Retype the whole listing, please, keeping every line exact and dropping the pictures.

-- BEGIN Input material --

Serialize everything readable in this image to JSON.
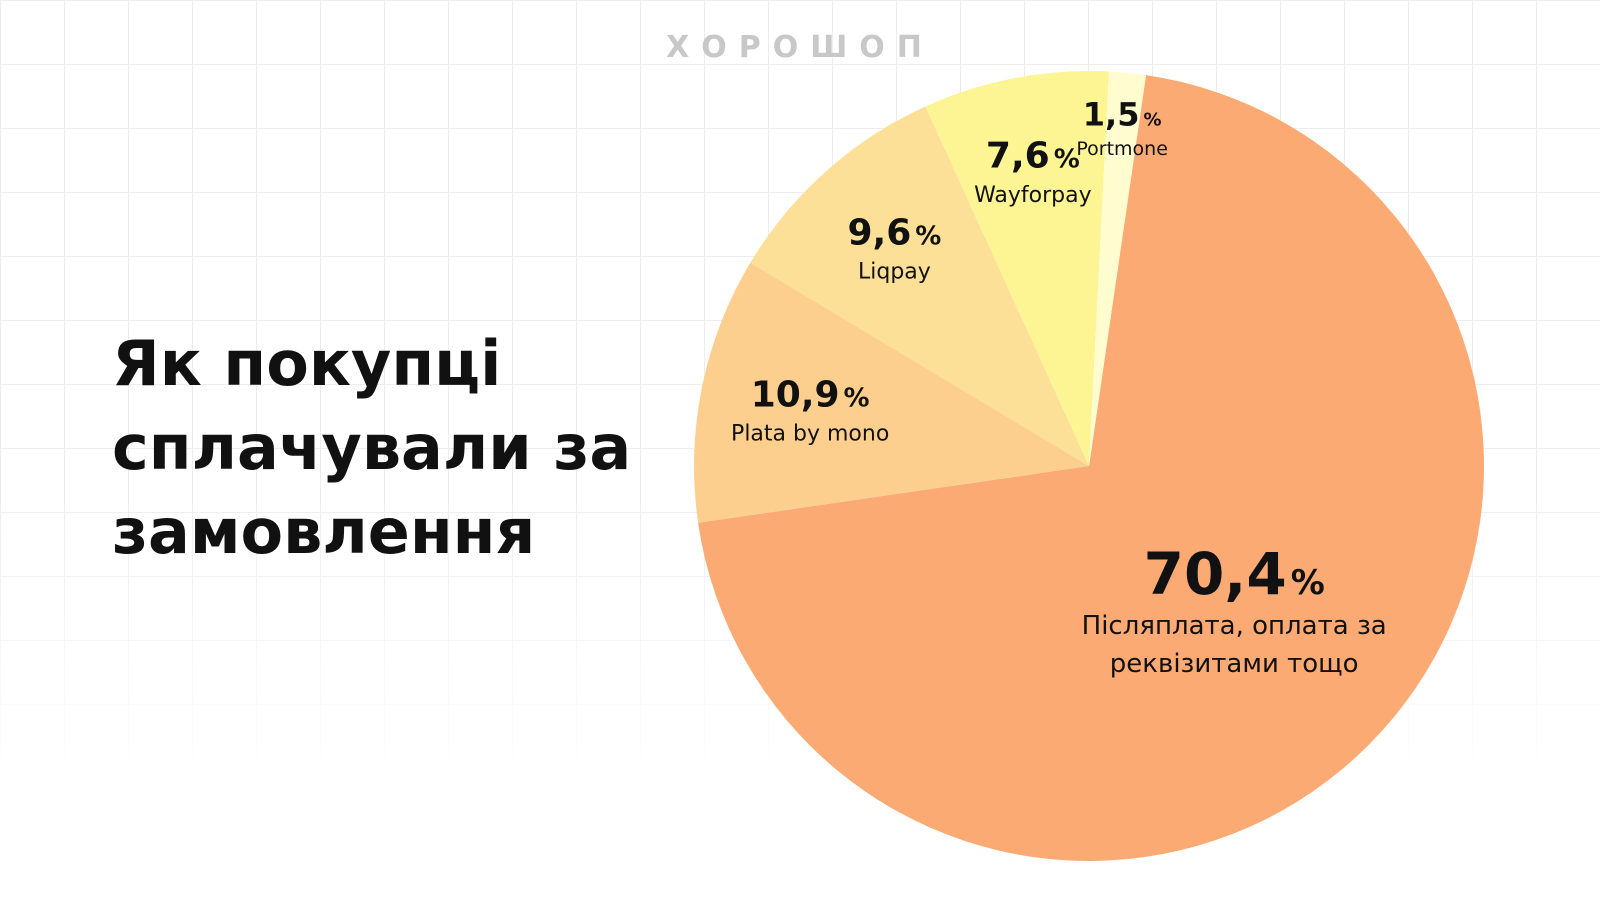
{
  "brand": "ХОРОШОП",
  "title_lines": [
    "Як покупці",
    "сплачували за",
    "замовлення"
  ],
  "chart_data": {
    "type": "pie",
    "title": "Як покупці сплачували за замовлення",
    "percent_sign": "%",
    "slices": [
      {
        "value": 70.4,
        "value_label": "70,4",
        "label_lines": [
          "Післяплата, оплата за",
          "реквізитами тощо"
        ],
        "color": "#fbaa74"
      },
      {
        "value": 10.9,
        "value_label": "10,9",
        "label_lines": [
          "Plata by mono"
        ],
        "color": "#fdcf8f"
      },
      {
        "value": 9.6,
        "value_label": "9,6",
        "label_lines": [
          "Liqpay"
        ],
        "color": "#fde098"
      },
      {
        "value": 7.6,
        "value_label": "7,6",
        "label_lines": [
          "Wayforpay"
        ],
        "color": "#fdf593"
      },
      {
        "value": 1.5,
        "value_label": "1,5",
        "label_lines": [
          "Portmone"
        ],
        "color": "#fffdd0"
      }
    ]
  }
}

-- END Input material --

*Reply to the task:*
Serialize everything readable in this image to JSON.
{
  "brand": "ХОРОШОП",
  "title_lines": [
    "Як покупці",
    "сплачували за",
    "замовлення"
  ],
  "chart_data": {
    "type": "pie",
    "title": "Як покупці сплачували за замовлення",
    "percent_sign": "%",
    "slices": [
      {
        "value": 70.4,
        "value_label": "70,4",
        "label_lines": [
          "Післяплата, оплата за",
          "реквізитами тощо"
        ],
        "color": "#fbaa74"
      },
      {
        "value": 10.9,
        "value_label": "10,9",
        "label_lines": [
          "Plata by mono"
        ],
        "color": "#fdcf8f"
      },
      {
        "value": 9.6,
        "value_label": "9,6",
        "label_lines": [
          "Liqpay"
        ],
        "color": "#fde098"
      },
      {
        "value": 7.6,
        "value_label": "7,6",
        "label_lines": [
          "Wayforpay"
        ],
        "color": "#fdf593"
      },
      {
        "value": 1.5,
        "value_label": "1,5",
        "label_lines": [
          "Portmone"
        ],
        "color": "#fffdd0"
      }
    ]
  }
}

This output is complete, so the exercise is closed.